- What the task asks
Filter the entries that follow, copying every line in which the word "затрат" appears.

___ Supplied material

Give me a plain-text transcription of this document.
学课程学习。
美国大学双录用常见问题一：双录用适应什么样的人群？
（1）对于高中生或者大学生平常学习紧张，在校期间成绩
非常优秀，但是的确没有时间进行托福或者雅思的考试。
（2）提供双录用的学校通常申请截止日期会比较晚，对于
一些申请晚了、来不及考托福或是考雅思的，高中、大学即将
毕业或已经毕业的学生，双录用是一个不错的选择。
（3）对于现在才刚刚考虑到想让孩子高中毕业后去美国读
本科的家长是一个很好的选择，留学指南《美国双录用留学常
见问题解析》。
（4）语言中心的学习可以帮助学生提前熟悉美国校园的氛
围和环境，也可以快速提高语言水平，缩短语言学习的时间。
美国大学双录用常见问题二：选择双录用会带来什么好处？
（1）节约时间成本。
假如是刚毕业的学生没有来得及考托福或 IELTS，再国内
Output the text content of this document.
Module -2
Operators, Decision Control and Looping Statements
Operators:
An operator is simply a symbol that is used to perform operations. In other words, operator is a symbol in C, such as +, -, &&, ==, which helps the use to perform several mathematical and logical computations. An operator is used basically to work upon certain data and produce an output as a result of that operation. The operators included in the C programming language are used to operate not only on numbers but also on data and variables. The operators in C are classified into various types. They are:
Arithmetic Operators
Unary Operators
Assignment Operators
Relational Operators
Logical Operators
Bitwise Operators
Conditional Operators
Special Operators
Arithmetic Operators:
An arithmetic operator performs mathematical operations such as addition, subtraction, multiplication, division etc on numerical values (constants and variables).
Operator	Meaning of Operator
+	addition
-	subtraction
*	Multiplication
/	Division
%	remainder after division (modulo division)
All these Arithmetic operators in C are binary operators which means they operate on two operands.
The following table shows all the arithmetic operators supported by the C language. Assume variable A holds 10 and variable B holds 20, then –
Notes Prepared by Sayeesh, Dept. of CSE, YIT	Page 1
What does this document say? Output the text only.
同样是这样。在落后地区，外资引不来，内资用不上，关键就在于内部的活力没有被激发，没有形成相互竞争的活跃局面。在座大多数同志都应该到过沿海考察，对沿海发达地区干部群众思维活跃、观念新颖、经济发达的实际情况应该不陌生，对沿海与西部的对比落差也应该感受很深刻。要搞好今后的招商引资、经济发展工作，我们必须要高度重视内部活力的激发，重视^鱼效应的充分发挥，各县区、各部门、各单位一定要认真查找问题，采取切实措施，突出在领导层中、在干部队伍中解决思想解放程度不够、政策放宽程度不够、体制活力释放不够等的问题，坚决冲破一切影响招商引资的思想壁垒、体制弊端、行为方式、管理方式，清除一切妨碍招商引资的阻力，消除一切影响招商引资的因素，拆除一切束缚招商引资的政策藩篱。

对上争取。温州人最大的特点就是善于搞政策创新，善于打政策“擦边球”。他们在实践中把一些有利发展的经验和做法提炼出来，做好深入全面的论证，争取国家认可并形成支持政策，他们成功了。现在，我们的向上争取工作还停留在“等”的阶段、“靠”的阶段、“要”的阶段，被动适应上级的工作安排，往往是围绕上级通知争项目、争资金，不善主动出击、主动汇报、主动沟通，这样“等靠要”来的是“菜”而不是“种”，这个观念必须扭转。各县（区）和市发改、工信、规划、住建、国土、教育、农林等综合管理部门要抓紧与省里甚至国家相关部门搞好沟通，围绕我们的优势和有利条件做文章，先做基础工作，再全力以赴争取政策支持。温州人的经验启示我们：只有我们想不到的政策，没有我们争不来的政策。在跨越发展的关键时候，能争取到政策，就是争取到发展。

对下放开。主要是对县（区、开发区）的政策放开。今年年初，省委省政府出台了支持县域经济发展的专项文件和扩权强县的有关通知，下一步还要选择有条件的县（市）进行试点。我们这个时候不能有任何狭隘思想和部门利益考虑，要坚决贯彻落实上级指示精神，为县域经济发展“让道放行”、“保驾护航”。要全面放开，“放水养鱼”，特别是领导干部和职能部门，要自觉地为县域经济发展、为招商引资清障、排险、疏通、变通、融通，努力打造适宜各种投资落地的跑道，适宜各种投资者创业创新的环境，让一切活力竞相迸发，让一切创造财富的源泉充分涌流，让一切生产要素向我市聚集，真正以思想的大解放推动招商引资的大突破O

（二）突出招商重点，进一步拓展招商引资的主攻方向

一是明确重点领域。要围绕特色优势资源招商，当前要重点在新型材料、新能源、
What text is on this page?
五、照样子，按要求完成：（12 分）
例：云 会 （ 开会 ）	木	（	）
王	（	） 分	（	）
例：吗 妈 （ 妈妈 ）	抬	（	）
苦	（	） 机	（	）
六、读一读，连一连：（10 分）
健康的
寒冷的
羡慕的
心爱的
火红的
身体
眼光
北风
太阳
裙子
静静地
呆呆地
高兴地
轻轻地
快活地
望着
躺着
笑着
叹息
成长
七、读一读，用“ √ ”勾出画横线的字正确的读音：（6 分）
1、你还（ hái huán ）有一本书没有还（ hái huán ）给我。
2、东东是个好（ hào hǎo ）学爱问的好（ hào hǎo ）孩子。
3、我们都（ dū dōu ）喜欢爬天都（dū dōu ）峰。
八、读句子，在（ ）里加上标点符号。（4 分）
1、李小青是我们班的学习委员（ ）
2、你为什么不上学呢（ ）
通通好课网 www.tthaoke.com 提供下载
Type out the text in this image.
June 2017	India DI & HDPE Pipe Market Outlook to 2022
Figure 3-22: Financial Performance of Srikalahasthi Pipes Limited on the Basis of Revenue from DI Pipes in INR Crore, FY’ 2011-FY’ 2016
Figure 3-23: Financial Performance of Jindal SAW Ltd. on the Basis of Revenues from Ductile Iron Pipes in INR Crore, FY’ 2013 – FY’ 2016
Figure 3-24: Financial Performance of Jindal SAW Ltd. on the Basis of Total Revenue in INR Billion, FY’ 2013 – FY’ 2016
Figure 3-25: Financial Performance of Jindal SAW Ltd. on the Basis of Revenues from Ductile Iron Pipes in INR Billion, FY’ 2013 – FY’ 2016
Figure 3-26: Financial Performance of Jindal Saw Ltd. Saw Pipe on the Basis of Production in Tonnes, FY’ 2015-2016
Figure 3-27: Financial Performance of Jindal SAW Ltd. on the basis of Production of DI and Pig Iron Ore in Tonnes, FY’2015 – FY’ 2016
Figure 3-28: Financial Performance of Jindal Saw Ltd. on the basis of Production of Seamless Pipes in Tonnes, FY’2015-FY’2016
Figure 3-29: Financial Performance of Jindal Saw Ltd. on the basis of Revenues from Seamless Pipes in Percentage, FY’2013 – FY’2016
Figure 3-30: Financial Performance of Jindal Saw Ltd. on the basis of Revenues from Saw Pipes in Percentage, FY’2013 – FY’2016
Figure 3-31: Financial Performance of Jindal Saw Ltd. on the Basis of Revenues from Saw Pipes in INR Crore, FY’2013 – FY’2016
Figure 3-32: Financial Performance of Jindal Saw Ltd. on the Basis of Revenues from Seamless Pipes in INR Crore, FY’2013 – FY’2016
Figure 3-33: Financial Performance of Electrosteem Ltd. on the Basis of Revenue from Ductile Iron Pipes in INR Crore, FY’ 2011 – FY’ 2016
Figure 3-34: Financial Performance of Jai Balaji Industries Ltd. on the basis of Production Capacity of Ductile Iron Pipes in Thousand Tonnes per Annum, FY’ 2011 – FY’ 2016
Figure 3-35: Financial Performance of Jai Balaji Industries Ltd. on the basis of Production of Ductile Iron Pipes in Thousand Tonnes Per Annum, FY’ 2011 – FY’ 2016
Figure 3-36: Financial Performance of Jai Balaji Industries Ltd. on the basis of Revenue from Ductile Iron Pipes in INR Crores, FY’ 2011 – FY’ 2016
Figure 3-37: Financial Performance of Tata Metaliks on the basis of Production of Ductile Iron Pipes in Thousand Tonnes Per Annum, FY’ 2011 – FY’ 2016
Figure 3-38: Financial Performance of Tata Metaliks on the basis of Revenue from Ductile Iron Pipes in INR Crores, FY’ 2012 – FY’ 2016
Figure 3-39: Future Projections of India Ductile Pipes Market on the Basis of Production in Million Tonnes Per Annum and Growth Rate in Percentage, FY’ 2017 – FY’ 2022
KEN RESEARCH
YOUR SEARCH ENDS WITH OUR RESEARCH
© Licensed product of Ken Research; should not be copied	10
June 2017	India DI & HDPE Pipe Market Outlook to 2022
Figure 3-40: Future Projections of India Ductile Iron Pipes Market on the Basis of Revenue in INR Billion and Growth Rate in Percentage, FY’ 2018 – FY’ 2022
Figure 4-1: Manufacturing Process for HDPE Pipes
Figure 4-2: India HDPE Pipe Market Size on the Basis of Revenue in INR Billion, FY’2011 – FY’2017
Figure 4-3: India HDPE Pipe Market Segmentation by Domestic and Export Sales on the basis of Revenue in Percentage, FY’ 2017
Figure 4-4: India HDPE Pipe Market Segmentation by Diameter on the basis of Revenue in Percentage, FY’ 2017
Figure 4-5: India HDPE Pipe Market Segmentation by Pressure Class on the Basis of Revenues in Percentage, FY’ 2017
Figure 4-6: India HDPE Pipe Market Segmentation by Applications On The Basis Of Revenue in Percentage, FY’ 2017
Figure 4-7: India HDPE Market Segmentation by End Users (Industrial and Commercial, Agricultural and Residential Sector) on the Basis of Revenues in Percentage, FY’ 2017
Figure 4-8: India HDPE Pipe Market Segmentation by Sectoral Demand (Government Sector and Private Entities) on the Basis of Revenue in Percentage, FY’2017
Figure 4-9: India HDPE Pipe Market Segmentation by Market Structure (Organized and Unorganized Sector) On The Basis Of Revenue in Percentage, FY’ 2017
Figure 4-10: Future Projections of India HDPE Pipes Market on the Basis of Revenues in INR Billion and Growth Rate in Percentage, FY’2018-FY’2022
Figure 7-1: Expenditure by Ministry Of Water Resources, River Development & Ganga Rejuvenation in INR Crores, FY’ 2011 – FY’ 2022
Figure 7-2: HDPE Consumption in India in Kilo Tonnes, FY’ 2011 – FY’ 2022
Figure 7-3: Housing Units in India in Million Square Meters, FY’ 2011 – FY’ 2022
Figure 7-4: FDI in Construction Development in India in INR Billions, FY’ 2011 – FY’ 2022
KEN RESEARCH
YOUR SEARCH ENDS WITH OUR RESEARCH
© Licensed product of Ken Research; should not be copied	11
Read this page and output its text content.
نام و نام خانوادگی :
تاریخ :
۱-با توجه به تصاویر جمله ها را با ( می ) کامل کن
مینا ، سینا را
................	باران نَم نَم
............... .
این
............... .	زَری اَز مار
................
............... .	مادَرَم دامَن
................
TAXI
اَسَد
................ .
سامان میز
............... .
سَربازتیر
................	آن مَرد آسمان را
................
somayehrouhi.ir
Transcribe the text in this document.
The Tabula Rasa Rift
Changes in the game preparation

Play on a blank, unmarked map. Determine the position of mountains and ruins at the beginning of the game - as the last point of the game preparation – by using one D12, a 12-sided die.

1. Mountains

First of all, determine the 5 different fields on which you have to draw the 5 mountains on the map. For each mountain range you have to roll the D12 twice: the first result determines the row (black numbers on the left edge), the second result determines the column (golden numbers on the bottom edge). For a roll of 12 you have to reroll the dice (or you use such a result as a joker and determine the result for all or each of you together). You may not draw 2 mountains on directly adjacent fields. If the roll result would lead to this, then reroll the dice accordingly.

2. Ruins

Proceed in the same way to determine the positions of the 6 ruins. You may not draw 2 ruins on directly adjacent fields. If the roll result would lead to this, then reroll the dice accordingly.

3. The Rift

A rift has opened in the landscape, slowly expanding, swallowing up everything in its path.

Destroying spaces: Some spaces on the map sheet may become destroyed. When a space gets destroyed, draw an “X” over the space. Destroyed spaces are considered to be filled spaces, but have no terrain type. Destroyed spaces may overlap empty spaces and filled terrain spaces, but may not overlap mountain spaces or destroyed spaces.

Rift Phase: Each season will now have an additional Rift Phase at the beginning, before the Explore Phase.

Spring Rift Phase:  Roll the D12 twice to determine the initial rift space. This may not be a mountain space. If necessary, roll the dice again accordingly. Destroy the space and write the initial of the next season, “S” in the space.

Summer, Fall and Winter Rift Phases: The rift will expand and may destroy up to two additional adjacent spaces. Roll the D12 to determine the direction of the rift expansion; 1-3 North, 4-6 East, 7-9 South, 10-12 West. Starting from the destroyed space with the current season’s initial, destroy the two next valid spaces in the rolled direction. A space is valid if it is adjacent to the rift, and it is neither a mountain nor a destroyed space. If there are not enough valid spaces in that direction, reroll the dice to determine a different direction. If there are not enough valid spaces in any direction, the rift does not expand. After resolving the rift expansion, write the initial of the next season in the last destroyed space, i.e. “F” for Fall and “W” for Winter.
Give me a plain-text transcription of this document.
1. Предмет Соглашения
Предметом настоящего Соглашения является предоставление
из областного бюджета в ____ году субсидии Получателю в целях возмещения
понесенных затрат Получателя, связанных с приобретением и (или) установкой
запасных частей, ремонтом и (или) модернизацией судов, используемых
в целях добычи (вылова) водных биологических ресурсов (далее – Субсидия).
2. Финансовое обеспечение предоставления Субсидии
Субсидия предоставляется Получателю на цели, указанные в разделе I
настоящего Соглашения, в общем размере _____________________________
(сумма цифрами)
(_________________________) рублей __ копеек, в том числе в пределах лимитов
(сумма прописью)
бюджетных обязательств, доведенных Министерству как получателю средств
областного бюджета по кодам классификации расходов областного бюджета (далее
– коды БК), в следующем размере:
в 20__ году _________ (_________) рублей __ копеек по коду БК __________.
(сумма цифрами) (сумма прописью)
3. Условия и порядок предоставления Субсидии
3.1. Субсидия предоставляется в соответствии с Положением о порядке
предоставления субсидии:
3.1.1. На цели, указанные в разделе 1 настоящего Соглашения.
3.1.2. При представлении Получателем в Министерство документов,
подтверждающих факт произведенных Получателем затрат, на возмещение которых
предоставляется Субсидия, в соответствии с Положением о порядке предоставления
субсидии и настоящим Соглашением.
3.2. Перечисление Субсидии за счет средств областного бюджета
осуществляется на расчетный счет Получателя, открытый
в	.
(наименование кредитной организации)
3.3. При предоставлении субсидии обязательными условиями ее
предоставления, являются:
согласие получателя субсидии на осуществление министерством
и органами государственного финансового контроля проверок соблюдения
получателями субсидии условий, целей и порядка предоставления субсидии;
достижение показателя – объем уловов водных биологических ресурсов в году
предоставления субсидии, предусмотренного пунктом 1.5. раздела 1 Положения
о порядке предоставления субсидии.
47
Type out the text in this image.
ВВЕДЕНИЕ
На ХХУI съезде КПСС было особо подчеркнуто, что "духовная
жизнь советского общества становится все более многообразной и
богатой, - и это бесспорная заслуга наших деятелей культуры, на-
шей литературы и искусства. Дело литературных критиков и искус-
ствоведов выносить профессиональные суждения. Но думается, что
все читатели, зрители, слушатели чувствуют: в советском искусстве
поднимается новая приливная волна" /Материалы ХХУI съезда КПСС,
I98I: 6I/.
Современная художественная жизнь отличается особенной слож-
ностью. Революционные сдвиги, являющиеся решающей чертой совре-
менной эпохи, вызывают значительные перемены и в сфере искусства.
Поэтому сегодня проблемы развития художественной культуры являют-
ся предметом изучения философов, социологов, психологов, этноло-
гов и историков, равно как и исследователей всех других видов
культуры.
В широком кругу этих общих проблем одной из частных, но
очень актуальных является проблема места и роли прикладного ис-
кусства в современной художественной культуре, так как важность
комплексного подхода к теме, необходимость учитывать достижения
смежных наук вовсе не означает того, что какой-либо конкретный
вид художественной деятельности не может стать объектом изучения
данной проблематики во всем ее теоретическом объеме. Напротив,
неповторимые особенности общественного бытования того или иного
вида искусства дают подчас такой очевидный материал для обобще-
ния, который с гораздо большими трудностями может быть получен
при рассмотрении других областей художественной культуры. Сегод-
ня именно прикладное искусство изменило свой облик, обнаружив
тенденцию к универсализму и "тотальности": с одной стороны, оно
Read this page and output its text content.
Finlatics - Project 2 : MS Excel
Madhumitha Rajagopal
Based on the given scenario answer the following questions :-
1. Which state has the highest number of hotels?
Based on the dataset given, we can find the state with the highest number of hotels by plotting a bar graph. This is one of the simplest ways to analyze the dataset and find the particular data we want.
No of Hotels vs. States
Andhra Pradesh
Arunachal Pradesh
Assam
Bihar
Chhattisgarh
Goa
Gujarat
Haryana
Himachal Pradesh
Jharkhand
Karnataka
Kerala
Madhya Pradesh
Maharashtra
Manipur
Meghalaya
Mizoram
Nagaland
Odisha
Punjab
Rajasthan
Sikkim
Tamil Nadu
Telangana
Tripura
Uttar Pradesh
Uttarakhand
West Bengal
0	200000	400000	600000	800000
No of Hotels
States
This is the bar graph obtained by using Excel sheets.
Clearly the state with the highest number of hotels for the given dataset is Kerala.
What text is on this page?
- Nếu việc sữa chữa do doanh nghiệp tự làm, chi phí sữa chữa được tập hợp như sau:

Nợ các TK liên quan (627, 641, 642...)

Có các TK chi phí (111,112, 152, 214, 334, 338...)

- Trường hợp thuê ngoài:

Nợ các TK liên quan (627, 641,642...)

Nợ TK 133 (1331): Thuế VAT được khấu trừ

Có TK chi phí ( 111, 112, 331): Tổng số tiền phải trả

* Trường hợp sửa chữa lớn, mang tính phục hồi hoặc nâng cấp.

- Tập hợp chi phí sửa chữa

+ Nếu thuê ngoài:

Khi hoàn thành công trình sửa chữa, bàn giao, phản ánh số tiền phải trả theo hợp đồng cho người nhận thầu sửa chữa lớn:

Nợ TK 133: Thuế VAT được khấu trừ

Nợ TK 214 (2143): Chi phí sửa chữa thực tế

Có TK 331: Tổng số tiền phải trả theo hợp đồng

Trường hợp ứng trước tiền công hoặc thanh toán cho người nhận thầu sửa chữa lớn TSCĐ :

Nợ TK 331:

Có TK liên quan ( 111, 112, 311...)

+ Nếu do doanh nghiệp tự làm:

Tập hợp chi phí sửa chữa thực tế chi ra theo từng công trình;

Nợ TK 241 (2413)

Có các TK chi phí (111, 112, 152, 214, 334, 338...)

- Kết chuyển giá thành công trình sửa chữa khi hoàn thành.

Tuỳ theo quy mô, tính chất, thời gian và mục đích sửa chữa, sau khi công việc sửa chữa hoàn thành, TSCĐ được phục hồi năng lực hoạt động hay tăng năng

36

______

- Answer to the problem
понесенных затрат Получателя, связанных с приобретением и (или) установкой
подтверждающих факт произведенных Получателем затрат, на возмещение которых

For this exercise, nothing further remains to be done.